**Problem to work on**
Copy out all lines carrying the word "Válassza".

**Exercise materials**
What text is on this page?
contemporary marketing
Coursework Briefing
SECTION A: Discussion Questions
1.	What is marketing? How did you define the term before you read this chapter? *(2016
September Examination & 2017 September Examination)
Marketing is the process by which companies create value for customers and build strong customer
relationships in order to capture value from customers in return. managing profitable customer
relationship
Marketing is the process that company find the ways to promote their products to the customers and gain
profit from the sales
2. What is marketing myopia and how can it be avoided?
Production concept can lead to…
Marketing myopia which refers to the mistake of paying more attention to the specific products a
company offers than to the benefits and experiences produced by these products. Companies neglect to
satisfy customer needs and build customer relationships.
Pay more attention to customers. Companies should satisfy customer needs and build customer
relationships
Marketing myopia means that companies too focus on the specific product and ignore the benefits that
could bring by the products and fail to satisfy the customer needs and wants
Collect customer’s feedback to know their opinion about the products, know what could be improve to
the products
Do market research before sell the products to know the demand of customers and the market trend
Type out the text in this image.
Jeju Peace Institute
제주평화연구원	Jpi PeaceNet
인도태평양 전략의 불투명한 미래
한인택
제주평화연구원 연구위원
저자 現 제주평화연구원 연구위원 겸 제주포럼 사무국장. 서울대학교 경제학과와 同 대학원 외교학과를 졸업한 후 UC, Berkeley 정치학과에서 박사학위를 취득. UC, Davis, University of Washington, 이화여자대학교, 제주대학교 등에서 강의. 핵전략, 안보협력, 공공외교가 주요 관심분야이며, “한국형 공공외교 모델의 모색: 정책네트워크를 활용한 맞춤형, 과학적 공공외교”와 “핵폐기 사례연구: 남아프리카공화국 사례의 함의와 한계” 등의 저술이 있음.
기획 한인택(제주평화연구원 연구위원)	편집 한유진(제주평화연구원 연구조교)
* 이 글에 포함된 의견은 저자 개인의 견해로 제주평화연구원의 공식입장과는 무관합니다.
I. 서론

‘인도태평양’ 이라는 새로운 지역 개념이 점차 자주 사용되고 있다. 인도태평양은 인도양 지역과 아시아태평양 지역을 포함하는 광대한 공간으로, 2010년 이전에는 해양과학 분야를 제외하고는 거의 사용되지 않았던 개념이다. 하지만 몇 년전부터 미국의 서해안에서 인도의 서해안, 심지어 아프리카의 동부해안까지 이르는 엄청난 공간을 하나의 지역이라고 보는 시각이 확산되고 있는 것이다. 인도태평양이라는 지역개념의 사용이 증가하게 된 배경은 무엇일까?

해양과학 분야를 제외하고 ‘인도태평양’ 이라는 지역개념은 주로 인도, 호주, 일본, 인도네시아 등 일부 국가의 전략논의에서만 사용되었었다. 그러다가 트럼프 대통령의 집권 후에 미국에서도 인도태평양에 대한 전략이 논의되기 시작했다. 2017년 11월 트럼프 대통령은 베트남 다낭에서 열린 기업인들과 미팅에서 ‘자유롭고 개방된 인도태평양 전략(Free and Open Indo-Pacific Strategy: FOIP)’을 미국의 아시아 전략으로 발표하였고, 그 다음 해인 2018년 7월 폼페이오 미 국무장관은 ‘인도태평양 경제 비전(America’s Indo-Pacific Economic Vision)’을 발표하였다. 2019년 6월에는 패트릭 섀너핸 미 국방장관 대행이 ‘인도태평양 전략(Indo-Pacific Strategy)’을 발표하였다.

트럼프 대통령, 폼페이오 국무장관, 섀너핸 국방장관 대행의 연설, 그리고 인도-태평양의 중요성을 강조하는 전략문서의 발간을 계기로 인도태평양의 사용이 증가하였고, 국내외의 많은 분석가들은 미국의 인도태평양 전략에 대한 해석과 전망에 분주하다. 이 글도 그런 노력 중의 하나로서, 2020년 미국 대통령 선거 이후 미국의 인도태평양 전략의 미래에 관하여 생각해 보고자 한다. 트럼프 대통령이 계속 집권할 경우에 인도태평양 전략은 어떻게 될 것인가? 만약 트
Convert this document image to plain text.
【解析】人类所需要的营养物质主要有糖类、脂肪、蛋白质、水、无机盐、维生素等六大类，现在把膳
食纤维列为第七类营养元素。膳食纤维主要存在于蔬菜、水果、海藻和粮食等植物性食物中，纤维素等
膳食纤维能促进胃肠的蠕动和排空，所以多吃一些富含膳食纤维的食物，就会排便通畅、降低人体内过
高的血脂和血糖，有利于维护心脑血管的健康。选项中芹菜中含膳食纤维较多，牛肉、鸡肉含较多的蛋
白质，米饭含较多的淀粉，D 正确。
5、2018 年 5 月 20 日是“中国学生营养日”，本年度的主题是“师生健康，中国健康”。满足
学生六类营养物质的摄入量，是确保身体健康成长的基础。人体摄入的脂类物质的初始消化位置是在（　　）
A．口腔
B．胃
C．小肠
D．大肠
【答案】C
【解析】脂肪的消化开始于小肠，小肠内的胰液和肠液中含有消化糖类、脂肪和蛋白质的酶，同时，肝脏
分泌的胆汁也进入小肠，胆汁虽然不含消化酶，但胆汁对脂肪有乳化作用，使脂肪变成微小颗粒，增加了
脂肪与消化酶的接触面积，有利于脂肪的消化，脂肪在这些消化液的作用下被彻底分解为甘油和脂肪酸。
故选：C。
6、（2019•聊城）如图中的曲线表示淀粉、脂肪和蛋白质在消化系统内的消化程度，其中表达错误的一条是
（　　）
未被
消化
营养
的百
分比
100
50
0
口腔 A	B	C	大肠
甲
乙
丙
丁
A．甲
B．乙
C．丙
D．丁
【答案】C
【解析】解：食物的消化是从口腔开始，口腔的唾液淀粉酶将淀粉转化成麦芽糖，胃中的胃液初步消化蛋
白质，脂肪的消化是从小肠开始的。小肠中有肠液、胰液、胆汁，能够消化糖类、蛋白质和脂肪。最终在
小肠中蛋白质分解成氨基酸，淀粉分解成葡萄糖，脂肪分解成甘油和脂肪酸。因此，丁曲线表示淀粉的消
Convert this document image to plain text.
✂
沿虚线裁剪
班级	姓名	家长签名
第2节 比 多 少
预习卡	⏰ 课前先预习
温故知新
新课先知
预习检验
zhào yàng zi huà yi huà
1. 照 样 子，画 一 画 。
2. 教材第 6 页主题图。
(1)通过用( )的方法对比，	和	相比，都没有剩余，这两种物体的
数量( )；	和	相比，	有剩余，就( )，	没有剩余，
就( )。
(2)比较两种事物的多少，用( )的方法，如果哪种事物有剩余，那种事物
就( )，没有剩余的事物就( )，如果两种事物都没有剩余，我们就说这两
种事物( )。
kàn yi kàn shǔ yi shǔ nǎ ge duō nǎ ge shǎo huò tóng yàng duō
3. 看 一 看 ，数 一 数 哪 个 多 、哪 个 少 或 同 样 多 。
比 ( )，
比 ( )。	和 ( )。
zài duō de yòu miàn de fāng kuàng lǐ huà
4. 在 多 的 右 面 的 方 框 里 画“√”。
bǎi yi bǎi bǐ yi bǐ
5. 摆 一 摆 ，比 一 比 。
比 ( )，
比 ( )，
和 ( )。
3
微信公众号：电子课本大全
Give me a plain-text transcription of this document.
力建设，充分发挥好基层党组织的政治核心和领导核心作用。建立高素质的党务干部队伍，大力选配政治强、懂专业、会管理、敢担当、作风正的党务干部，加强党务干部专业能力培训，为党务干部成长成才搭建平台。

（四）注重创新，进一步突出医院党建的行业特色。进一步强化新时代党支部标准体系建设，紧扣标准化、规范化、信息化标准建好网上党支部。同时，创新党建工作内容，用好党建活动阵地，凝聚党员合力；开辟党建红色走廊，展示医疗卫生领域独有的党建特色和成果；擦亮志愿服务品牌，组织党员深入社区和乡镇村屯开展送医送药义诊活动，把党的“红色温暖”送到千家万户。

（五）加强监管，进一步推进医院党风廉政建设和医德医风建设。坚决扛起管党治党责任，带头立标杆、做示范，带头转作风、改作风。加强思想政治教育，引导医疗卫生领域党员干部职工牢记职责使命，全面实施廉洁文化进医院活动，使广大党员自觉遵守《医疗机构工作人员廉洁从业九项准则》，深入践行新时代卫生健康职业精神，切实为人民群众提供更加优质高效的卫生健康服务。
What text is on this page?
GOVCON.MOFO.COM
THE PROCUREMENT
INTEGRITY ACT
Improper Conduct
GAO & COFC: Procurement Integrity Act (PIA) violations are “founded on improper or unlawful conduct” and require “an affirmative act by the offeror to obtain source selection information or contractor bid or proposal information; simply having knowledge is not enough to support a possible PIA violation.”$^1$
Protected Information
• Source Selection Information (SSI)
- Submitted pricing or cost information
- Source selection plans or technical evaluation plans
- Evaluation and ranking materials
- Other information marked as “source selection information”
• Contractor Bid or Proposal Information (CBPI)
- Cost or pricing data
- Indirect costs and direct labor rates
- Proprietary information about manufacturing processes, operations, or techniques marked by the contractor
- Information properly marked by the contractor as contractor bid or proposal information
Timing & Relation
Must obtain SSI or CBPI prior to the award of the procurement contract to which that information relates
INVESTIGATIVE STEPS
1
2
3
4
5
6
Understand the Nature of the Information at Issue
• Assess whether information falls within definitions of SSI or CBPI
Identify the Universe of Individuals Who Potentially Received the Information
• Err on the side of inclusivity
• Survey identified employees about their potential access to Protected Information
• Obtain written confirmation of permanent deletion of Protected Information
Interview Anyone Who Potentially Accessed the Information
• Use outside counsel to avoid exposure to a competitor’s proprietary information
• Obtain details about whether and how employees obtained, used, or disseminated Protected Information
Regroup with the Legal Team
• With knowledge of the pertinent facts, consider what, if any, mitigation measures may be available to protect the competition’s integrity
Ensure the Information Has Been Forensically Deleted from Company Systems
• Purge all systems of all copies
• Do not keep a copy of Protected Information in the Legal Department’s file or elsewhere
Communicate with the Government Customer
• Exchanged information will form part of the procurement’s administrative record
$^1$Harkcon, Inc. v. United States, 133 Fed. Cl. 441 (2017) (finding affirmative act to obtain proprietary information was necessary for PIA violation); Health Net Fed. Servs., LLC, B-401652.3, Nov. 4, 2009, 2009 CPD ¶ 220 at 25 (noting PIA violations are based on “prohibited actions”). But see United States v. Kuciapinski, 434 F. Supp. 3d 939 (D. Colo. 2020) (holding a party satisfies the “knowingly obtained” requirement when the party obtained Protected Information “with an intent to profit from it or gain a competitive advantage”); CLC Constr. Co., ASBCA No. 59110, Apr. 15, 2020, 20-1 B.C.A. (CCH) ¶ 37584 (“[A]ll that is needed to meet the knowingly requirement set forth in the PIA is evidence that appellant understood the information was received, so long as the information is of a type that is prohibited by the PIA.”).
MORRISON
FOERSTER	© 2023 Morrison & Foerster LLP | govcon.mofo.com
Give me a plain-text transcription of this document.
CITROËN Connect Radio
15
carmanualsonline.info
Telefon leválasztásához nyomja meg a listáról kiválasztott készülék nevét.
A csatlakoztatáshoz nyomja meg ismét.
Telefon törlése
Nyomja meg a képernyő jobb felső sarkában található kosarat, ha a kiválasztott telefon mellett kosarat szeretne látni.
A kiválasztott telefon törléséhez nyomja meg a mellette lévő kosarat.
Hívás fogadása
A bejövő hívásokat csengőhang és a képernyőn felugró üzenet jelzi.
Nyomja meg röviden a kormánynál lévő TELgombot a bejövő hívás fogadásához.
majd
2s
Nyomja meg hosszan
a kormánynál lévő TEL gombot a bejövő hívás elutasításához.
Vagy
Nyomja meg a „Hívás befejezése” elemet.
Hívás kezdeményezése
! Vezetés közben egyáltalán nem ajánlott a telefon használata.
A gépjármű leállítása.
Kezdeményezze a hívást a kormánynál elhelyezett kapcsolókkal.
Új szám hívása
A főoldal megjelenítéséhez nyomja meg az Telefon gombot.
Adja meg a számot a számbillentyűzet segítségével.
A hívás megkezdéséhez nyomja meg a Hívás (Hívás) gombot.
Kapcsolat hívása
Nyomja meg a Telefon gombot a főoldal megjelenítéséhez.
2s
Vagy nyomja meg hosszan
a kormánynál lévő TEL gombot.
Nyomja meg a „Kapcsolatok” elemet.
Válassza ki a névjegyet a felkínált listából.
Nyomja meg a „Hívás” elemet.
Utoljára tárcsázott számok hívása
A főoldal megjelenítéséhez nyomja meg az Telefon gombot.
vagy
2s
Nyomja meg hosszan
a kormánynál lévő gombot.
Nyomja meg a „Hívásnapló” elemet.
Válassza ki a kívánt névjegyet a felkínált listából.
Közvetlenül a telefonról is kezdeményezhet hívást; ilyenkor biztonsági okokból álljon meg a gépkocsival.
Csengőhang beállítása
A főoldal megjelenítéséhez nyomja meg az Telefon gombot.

**Task output**
Válassza ki a névjegyet a felkínált listából.
Válassza ki a kívánt névjegyet a felkínált listából.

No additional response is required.